Goal of the exercise
Skip the pictures. Reproduce all other material exactly.

(Data entries for graphics)
------------------------

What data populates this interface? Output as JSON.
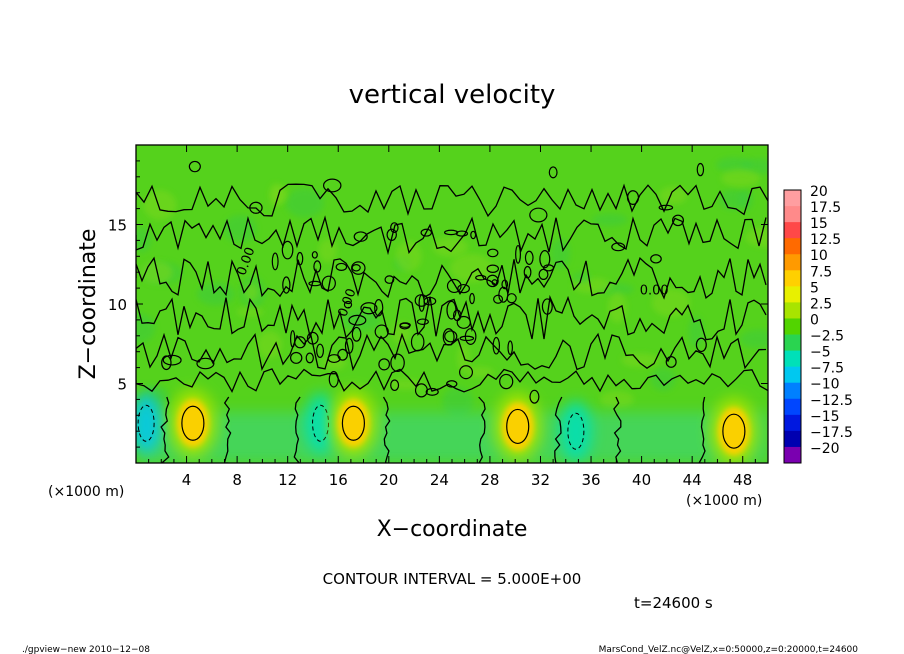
{
  "chart_data": {
    "type": "heatmap",
    "title": "vertical velocity",
    "xlabel": "X−coordinate",
    "ylabel": "Z−coordinate",
    "x_unit_left": "(×1000 m)",
    "x_unit_right": "(×1000 m)",
    "xlim": [
      0,
      50
    ],
    "ylim": [
      0,
      20
    ],
    "x_ticks": [
      "4",
      "8",
      "12",
      "16",
      "20",
      "24",
      "28",
      "32",
      "36",
      "40",
      "44",
      "48"
    ],
    "x_tick_values": [
      4,
      8,
      12,
      16,
      20,
      24,
      28,
      32,
      36,
      40,
      44,
      48
    ],
    "y_ticks": [
      "5",
      "10",
      "15"
    ],
    "y_tick_values": [
      5,
      10,
      15
    ],
    "colorbar": {
      "labels": [
        "20",
        "17.5",
        "15",
        "12.5",
        "10",
        "7.5",
        "5",
        "2.5",
        "0",
        "−2.5",
        "−5",
        "−7.5",
        "−10",
        "−12.5",
        "−15",
        "−17.5",
        "−20"
      ],
      "values": [
        20,
        17.5,
        15,
        12.5,
        10,
        7.5,
        5,
        2.5,
        0,
        -2.5,
        -5,
        -7.5,
        -10,
        -12.5,
        -15,
        -17.5,
        -20
      ],
      "colors": [
        "#ff9ea0",
        "#ff8a8a",
        "#ff4848",
        "#ff6a00",
        "#ff9a00",
        "#ffd000",
        "#e8f000",
        "#a8e400",
        "#52d400",
        "#2ad450",
        "#00e0b8",
        "#00c8f0",
        "#0080ff",
        "#0046ff",
        "#0018e0",
        "#0000b0",
        "#7a00b0"
      ]
    },
    "contour_labels": [
      "0.00",
      "0.00",
      "0.00"
    ],
    "contour_interval_text": "CONTOUR INTERVAL = 5.000E+00",
    "updrafts": [
      {
        "x": 4.5,
        "z": 2.5,
        "w": 7.5
      },
      {
        "x": 17.2,
        "z": 2.5,
        "w": 7.5
      },
      {
        "x": 30.2,
        "z": 2.3,
        "w": 7.5
      },
      {
        "x": 47.3,
        "z": 2.0,
        "w": 7.5
      }
    ],
    "downdrafts": [
      {
        "x": 0.8,
        "z": 2.5,
        "w": -7.5
      },
      {
        "x": 14.6,
        "z": 2.5,
        "w": -5
      },
      {
        "x": 34.8,
        "z": 2.0,
        "w": -5
      }
    ]
  },
  "time_label": "t=24600 s",
  "footer_left": "./gpview−new   2010−12−08",
  "footer_right": "MarsCond_VelZ.nc@VelZ,x=0:50000,z=0:20000,t=24600"
}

------------------------

Response
What data populates this interface? Output as JSON.
{
  "chart_data": {
    "type": "heatmap",
    "title": "vertical velocity",
    "xlabel": "X−coordinate",
    "ylabel": "Z−coordinate",
    "x_unit_left": "(×1000 m)",
    "x_unit_right": "(×1000 m)",
    "xlim": [
      0,
      50
    ],
    "ylim": [
      0,
      20
    ],
    "x_ticks": [
      "4",
      "8",
      "12",
      "16",
      "20",
      "24",
      "28",
      "32",
      "36",
      "40",
      "44",
      "48"
    ],
    "x_tick_values": [
      4,
      8,
      12,
      16,
      20,
      24,
      28,
      32,
      36,
      40,
      44,
      48
    ],
    "y_ticks": [
      "5",
      "10",
      "15"
    ],
    "y_tick_values": [
      5,
      10,
      15
    ],
    "colorbar": {
      "labels": [
        "20",
        "17.5",
        "15",
        "12.5",
        "10",
        "7.5",
        "5",
        "2.5",
        "0",
        "−2.5",
        "−5",
        "−7.5",
        "−10",
        "−12.5",
        "−15",
        "−17.5",
        "−20"
      ],
      "values": [
        20,
        17.5,
        15,
        12.5,
        10,
        7.5,
        5,
        2.5,
        0,
        -2.5,
        -5,
        -7.5,
        -10,
        -12.5,
        -15,
        -17.5,
        -20
      ],
      "colors": [
        "#ff9ea0",
        "#ff8a8a",
        "#ff4848",
        "#ff6a00",
        "#ff9a00",
        "#ffd000",
        "#e8f000",
        "#a8e400",
        "#52d400",
        "#2ad450",
        "#00e0b8",
        "#00c8f0",
        "#0080ff",
        "#0046ff",
        "#0018e0",
        "#0000b0",
        "#7a00b0"
      ]
    },
    "contour_labels": [
      "0.00",
      "0.00",
      "0.00"
    ],
    "contour_interval_text": "CONTOUR INTERVAL = 5.000E+00",
    "updrafts": [
      {
        "x": 4.5,
        "z": 2.5,
        "w": 7.5
      },
      {
        "x": 17.2,
        "z": 2.5,
        "w": 7.5
      },
      {
        "x": 30.2,
        "z": 2.3,
        "w": 7.5
      },
      {
        "x": 47.3,
        "z": 2.0,
        "w": 7.5
      }
    ],
    "downdrafts": [
      {
        "x": 0.8,
        "z": 2.5,
        "w": -7.5
      },
      {
        "x": 14.6,
        "z": 2.5,
        "w": -5
      },
      {
        "x": 34.8,
        "z": 2.0,
        "w": -5
      }
    ]
  },
  "time_label": "t=24600 s",
  "footer_left": "./gpview−new   2010−12−08",
  "footer_right": "MarsCond_VelZ.nc@VelZ,x=0:50000,z=0:20000,t=24600"
}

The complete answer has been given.